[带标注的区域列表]
-------------------------

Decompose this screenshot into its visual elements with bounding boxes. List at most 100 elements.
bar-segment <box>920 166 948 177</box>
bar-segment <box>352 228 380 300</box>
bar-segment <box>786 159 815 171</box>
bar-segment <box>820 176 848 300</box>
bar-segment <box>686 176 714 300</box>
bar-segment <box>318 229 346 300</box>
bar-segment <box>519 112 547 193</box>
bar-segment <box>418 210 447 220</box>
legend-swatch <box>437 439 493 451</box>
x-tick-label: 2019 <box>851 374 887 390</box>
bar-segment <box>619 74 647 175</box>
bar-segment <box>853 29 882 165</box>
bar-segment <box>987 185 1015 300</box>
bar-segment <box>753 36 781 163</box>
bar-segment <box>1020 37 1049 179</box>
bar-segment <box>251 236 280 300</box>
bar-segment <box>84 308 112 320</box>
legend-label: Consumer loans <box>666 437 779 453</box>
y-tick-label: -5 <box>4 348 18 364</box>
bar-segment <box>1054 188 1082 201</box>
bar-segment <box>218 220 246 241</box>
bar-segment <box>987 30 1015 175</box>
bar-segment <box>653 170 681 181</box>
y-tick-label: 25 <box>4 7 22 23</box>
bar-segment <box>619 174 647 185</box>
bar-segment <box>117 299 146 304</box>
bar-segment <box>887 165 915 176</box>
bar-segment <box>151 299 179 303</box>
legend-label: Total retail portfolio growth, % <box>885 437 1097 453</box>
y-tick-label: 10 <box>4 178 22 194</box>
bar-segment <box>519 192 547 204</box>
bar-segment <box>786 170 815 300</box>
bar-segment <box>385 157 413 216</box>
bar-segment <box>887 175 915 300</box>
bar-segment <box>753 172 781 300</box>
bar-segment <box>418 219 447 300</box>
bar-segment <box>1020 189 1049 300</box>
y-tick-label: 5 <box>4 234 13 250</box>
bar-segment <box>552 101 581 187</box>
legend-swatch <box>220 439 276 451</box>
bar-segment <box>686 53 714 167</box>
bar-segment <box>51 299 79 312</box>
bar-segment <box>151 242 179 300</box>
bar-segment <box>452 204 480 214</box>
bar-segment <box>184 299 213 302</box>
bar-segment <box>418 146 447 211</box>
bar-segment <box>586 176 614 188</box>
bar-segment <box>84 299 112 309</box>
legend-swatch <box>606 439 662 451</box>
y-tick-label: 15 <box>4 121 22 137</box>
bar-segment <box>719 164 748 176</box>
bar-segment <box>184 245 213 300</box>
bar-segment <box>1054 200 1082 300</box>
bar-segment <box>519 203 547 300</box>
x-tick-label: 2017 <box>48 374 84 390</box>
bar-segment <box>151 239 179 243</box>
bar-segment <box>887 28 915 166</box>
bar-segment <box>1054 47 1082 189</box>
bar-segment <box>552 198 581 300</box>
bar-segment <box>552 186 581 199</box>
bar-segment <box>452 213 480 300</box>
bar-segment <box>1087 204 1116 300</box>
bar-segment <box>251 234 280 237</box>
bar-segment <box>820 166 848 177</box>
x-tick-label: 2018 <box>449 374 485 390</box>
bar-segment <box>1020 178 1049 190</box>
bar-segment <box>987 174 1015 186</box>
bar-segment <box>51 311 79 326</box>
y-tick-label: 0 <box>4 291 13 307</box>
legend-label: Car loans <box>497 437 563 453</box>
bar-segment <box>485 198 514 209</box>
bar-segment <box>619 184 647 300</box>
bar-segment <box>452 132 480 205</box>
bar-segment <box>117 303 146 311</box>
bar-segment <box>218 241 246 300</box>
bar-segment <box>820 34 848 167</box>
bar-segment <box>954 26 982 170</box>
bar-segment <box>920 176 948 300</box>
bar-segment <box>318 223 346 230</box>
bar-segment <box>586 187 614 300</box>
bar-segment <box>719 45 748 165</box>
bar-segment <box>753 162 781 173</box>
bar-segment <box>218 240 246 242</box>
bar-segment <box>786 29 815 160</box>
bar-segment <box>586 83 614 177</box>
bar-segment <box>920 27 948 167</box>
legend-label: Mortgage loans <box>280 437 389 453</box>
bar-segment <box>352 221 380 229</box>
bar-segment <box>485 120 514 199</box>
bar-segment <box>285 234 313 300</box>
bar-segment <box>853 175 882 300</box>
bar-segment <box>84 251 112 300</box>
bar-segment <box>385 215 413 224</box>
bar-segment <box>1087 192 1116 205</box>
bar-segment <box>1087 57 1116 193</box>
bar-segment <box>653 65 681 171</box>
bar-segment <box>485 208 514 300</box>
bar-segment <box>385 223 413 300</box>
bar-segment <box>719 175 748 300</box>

-------------------------

◆ 练习要求 ◆
从上面的记录中挑出每一行含有字符串“loans”的内容，逐行照抄。匹配时区分大小写。

◆ 题目解答 ◆
legend-label: Consumer loans <box>666 437 779 453</box>
legend-label: Car loans <box>497 437 563 453</box>
legend-label: Mortgage loans <box>280 437 389 453</box>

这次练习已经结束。